§ Extracts from a graphics dataset:
========================================

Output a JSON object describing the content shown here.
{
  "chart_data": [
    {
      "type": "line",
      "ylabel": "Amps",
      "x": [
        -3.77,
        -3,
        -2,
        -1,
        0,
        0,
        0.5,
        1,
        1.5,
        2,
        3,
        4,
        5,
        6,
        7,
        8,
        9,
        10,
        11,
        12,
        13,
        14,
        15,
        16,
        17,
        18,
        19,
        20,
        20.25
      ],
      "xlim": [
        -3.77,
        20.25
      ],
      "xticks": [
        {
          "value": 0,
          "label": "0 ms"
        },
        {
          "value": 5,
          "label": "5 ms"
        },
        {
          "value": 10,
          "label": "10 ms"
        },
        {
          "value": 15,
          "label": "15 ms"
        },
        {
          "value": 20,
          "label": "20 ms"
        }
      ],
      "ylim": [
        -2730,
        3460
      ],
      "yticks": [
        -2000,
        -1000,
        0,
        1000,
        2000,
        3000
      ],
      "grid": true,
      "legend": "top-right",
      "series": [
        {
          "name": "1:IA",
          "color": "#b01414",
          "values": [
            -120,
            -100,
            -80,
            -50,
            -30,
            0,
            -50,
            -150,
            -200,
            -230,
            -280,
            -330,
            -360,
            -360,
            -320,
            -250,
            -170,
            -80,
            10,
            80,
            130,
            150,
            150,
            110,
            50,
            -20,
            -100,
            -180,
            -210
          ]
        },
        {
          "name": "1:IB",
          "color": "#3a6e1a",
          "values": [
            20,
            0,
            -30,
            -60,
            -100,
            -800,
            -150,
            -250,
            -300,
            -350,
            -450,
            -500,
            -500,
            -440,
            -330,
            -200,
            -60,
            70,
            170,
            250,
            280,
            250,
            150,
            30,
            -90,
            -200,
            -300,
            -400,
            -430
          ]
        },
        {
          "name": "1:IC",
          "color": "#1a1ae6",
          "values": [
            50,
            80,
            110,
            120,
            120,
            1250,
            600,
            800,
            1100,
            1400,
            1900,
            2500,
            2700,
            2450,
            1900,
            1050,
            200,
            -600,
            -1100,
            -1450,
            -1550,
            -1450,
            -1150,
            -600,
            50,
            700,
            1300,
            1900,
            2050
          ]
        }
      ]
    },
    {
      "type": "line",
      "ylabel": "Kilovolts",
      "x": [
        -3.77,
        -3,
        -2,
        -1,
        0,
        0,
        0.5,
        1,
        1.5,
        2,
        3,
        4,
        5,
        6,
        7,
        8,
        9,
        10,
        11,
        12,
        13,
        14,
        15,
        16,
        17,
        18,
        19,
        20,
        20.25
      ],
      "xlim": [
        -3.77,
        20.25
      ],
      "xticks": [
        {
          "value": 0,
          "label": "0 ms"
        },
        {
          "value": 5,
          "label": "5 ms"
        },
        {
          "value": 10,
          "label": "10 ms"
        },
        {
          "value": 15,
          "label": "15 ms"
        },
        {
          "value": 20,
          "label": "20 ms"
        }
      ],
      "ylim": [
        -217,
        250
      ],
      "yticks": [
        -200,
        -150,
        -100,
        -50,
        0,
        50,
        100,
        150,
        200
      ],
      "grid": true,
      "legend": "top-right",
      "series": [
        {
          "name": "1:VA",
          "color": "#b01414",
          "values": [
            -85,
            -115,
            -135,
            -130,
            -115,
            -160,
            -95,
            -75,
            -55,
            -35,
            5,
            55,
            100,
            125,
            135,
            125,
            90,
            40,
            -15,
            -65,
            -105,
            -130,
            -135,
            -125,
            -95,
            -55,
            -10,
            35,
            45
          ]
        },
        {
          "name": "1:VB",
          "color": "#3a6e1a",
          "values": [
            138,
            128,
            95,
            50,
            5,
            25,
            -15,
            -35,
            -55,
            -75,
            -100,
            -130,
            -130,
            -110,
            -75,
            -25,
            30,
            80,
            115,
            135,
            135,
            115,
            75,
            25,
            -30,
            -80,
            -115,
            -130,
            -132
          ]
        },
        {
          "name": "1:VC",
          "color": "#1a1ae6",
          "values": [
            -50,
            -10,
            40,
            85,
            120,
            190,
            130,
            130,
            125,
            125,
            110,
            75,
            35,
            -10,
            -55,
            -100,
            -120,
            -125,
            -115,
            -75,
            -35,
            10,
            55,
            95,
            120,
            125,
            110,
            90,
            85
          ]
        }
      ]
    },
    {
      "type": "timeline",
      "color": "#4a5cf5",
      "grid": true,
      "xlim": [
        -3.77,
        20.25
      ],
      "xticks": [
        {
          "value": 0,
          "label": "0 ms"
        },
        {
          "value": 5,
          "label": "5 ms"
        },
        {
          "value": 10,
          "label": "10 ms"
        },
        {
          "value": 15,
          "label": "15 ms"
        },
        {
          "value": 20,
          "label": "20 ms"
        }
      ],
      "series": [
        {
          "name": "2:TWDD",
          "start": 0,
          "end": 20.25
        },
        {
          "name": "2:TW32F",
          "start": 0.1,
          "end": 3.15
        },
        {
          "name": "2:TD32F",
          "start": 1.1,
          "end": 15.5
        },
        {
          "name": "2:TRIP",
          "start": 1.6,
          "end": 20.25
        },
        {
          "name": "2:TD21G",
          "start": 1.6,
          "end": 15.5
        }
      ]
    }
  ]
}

========================================

§ WORK INSTRUCTIONS:
Repeat the material above in full, keeping every word.

§ WRITTEN RESPONSE:
Output a JSON object describing the content shown here.
{
  "chart_data": [
    {
      "type": "line",
      "ylabel": "Amps",
      "x": [
        -3.77,
        -3,
        -2,
        -1,
        0,
        0,
        0.5,
        1,
        1.5,
        2,
        3,
        4,
        5,
        6,
        7,
        8,
        9,
        10,
        11,
        12,
        13,
        14,
        15,
        16,
        17,
        18,
        19,
        20,
        20.25
      ],
      "xlim": [
        -3.77,
        20.25
      ],
      "xticks": [
        {
          "value": 0,
          "label": "0 ms"
        },
        {
          "value": 5,
          "label": "5 ms"
        },
        {
          "value": 10,
          "label": "10 ms"
        },
        {
          "value": 15,
          "label": "15 ms"
        },
        {
          "value": 20,
          "label": "20 ms"
        }
      ],
      "ylim": [
        -2730,
        3460
      ],
      "yticks": [
        -2000,
        -1000,
        0,
        1000,
        2000,
        3000
      ],
      "grid": true,
      "legend": "top-right",
      "series": [
        {
          "name": "1:IA",
          "color": "#b01414",
          "values": [
            -120,
            -100,
            -80,
            -50,
            -30,
            0,
            -50,
            -150,
            -200,
            -230,
            -280,
            -330,
            -360,
            -360,
            -320,
            -250,
            -170,
            -80,
            10,
            80,
            130,
            150,
            150,
            110,
            50,
            -20,
            -100,
            -180,
            -210
          ]
        },
        {
          "name": "1:IB",
          "color": "#3a6e1a",
          "values": [
            20,
            0,
            -30,
            -60,
            -100,
            -800,
            -150,
            -250,
            -300,
            -350,
            -450,
            -500,
            -500,
            -440,
            -330,
            -200,
            -60,
            70,
            170,
            250,
            280,
            250,
            150,
            30,
            -90,
            -200,
            -300,
            -400,
            -430
          ]
        },
        {
          "name": "1:IC",
          "color": "#1a1ae6",
          "values": [
            50,
            80,
            110,
            120,
            120,
            1250,
            600,
            800,
            1100,
            1400,
            1900,
            2500,
            2700,
            2450,
            1900,
            1050,
            200,
            -600,
            -1100,
            -1450,
            -1550,
            -1450,
            -1150,
            -600,
            50,
            700,
            1300,
            1900,
            2050
          ]
        }
      ]
    },
    {
      "type": "line",
      "ylabel": "Kilovolts",
      "x": [
        -3.77,
        -3,
        -2,
        -1,
        0,
        0,
        0.5,
        1,
        1.5,
        2,
        3,
        4,
        5,
        6,
        7,
        8,
        9,
        10,
        11,
        12,
        13,
        14,
        15,
        16,
        17,
        18,
        19,
        20,
        20.25
      ],
      "xlim": [
        -3.77,
        20.25
      ],
      "xticks": [
        {
          "value": 0,
          "label": "0 ms"
        },
        {
          "value": 5,
          "label": "5 ms"
        },
        {
          "value": 10,
          "label": "10 ms"
        },
        {
          "value": 15,
          "label": "15 ms"
        },
        {
          "value": 20,
          "label": "20 ms"
        }
      ],
      "ylim": [
        -217,
        250
      ],
      "yticks": [
        -200,
        -150,
        -100,
        -50,
        0,
        50,
        100,
        150,
        200
      ],
      "grid": true,
      "legend": "top-right",
      "series": [
        {
          "name": "1:VA",
          "color": "#b01414",
          "values": [
            -85,
            -115,
            -135,
            -130,
            -115,
            -160,
            -95,
            -75,
            -55,
            -35,
            5,
            55,
            100,
            125,
            135,
            125,
            90,
            40,
            -15,
            -65,
            -105,
            -130,
            -135,
            -125,
            -95,
            -55,
            -10,
            35,
            45
          ]
        },
        {
          "name": "1:VB",
          "color": "#3a6e1a",
          "values": [
            138,
            128,
            95,
            50,
            5,
            25,
            -15,
            -35,
            -55,
            -75,
            -100,
            -130,
            -130,
            -110,
            -75,
            -25,
            30,
            80,
            115,
            135,
            135,
            115,
            75,
            25,
            -30,
            -80,
            -115,
            -130,
            -132
          ]
        },
        {
          "name": "1:VC",
          "color": "#1a1ae6",
          "values": [
            -50,
            -10,
            40,
            85,
            120,
            190,
            130,
            130,
            125,
            125,
            110,
            75,
            35,
            -10,
            -55,
            -100,
            -120,
            -125,
            -115,
            -75,
            -35,
            10,
            55,
            95,
            120,
            125,
            110,
            90,
            85
          ]
        }
      ]
    },
    {
      "type": "timeline",
      "color": "#4a5cf5",
      "grid": true,
      "xlim": [
        -3.77,
        20.25
      ],
      "xticks": [
        {
          "value": 0,
          "label": "0 ms"
        },
        {
          "value": 5,
          "label": "5 ms"
        },
        {
          "value": 10,
          "label": "10 ms"
        },
        {
          "value": 15,
          "label": "15 ms"
        },
        {
          "value": 20,
          "label": "20 ms"
        }
      ],
      "series": [
        {
          "name": "2:TWDD",
          "start": 0,
          "end": 20.25
        },
        {
          "name": "2:TW32F",
          "start": 0.1,
          "end": 3.15
        },
        {
          "name": "2:TD32F",
          "start": 1.1,
          "end": 15.5
        },
        {
          "name": "2:TRIP",
          "start": 1.6,
          "end": 20.25
        },
        {
          "name": "2:TD21G",
          "start": 1.6,
          "end": 15.5
        }
      ]
    }
  ]
}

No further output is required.